TASK TO COMPLETE:
Your answer should be a single number: the count of lines holding the word "Património".

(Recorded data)
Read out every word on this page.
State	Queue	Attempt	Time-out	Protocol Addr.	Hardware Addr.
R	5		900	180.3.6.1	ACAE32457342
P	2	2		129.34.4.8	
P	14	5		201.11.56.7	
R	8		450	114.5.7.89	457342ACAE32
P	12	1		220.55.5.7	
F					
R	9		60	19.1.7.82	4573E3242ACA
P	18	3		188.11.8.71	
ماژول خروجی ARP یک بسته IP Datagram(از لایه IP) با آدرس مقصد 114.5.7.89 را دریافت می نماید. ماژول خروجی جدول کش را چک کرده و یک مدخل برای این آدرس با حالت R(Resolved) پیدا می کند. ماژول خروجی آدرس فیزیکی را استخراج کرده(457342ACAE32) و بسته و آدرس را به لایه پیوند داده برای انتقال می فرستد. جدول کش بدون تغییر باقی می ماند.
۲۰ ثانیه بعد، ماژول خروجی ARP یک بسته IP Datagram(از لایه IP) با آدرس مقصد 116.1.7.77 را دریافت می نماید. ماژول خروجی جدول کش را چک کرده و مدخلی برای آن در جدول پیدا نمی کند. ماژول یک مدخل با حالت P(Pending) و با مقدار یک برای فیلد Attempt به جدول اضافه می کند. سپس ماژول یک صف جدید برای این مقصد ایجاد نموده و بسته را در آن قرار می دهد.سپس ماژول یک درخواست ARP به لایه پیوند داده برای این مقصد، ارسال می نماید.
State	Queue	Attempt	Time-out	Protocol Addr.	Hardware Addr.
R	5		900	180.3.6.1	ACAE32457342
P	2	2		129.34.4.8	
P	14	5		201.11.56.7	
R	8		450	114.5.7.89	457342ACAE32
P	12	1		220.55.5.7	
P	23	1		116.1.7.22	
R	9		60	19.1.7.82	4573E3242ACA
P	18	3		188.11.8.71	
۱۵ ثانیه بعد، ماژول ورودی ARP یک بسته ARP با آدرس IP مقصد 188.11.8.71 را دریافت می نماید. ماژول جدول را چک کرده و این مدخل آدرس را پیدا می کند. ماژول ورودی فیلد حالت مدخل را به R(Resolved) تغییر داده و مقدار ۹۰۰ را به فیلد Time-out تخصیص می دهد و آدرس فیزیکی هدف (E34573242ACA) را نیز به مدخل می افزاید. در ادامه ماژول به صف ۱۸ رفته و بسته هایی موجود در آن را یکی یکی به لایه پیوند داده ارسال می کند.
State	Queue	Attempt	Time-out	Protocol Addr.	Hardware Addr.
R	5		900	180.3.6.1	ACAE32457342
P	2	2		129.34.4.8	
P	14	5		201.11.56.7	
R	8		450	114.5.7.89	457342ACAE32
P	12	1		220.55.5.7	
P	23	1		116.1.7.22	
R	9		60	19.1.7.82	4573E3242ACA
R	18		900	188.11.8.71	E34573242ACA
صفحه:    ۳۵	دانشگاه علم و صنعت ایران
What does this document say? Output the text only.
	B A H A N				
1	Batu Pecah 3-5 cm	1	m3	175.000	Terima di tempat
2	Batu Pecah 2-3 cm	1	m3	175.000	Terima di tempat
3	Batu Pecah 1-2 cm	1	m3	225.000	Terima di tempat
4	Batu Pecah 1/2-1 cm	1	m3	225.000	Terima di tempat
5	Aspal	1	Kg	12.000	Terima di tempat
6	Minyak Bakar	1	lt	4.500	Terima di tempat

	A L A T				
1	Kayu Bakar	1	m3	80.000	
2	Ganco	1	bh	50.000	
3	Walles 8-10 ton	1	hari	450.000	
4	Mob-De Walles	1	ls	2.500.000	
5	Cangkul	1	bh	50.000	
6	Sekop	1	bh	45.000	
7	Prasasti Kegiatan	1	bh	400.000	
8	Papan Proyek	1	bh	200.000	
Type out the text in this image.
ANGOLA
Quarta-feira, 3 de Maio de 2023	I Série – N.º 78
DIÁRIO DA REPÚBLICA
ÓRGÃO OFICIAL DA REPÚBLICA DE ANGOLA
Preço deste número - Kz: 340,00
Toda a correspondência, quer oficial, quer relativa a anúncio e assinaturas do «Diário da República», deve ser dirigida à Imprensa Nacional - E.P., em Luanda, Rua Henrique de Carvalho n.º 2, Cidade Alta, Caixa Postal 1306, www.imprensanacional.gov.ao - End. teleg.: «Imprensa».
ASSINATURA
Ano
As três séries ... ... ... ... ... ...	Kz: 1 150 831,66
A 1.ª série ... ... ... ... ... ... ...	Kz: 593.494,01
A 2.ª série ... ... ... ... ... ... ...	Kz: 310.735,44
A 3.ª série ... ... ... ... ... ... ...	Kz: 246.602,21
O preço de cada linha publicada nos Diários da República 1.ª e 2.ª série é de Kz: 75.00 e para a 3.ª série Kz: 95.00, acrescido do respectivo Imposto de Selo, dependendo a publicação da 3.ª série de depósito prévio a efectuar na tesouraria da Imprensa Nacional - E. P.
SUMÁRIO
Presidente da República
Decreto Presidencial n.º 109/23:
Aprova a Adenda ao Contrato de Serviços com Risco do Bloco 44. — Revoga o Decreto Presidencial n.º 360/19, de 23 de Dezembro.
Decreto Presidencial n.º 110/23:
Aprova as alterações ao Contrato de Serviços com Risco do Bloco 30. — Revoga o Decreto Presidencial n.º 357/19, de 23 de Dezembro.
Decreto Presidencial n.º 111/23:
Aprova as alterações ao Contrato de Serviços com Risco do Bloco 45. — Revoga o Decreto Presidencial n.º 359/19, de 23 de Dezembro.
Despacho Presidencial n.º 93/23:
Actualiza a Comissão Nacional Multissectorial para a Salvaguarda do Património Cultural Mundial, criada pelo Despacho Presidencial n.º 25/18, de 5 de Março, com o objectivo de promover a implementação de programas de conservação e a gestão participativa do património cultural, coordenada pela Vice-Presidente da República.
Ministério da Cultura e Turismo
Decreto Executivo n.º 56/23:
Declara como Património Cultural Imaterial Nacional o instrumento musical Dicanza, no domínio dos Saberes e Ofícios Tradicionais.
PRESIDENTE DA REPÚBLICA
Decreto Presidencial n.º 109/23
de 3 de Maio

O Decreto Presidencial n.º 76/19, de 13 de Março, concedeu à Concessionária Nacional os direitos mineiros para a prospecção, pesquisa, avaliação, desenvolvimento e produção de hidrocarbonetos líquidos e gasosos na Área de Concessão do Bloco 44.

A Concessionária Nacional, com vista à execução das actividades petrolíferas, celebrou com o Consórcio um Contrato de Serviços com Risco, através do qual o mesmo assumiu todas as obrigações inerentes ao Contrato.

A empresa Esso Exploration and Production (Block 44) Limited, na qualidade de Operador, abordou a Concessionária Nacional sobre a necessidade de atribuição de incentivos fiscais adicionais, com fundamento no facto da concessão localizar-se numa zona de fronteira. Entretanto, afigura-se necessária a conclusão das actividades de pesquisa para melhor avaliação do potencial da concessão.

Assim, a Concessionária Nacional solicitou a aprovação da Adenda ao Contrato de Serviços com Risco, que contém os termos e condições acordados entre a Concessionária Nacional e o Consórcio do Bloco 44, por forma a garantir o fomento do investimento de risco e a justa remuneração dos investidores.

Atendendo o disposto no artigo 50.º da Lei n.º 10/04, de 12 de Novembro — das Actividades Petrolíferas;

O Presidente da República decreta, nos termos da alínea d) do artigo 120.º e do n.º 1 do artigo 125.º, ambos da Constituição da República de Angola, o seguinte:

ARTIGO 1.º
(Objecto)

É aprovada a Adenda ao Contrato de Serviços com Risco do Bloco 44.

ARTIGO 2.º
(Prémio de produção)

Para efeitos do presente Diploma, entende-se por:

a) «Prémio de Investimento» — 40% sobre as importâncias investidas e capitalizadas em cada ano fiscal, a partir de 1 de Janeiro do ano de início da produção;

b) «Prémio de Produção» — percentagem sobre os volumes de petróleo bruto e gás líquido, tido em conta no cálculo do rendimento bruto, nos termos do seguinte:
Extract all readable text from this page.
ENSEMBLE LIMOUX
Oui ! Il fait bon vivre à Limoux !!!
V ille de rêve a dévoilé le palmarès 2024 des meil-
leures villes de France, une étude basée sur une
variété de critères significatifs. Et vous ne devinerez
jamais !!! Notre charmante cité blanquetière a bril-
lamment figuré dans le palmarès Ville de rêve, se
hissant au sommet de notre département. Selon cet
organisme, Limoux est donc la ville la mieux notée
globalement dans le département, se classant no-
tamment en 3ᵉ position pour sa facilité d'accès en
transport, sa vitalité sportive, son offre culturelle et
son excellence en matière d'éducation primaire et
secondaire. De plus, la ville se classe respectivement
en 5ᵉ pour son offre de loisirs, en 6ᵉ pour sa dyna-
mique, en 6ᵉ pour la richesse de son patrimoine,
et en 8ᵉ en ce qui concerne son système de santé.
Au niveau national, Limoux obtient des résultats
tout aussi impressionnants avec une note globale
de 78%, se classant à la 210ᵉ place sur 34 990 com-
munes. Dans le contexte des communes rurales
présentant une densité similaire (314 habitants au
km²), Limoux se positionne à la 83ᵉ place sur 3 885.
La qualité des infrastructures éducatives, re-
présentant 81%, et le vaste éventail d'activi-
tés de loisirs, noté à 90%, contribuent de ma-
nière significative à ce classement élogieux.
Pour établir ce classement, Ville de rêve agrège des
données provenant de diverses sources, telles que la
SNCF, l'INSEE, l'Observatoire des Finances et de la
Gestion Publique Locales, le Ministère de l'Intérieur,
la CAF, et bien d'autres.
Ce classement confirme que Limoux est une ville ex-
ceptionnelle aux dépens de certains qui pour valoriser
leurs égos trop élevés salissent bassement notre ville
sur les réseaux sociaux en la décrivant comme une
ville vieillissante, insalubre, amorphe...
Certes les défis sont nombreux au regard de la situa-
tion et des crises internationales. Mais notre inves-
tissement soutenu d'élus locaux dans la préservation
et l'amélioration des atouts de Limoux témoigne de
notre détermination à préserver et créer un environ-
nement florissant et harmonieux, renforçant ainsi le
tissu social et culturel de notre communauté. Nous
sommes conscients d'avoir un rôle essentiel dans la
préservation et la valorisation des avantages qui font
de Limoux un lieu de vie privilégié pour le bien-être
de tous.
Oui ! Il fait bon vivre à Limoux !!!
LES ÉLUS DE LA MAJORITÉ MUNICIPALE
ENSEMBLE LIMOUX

RESULT OF THIS TASK:
2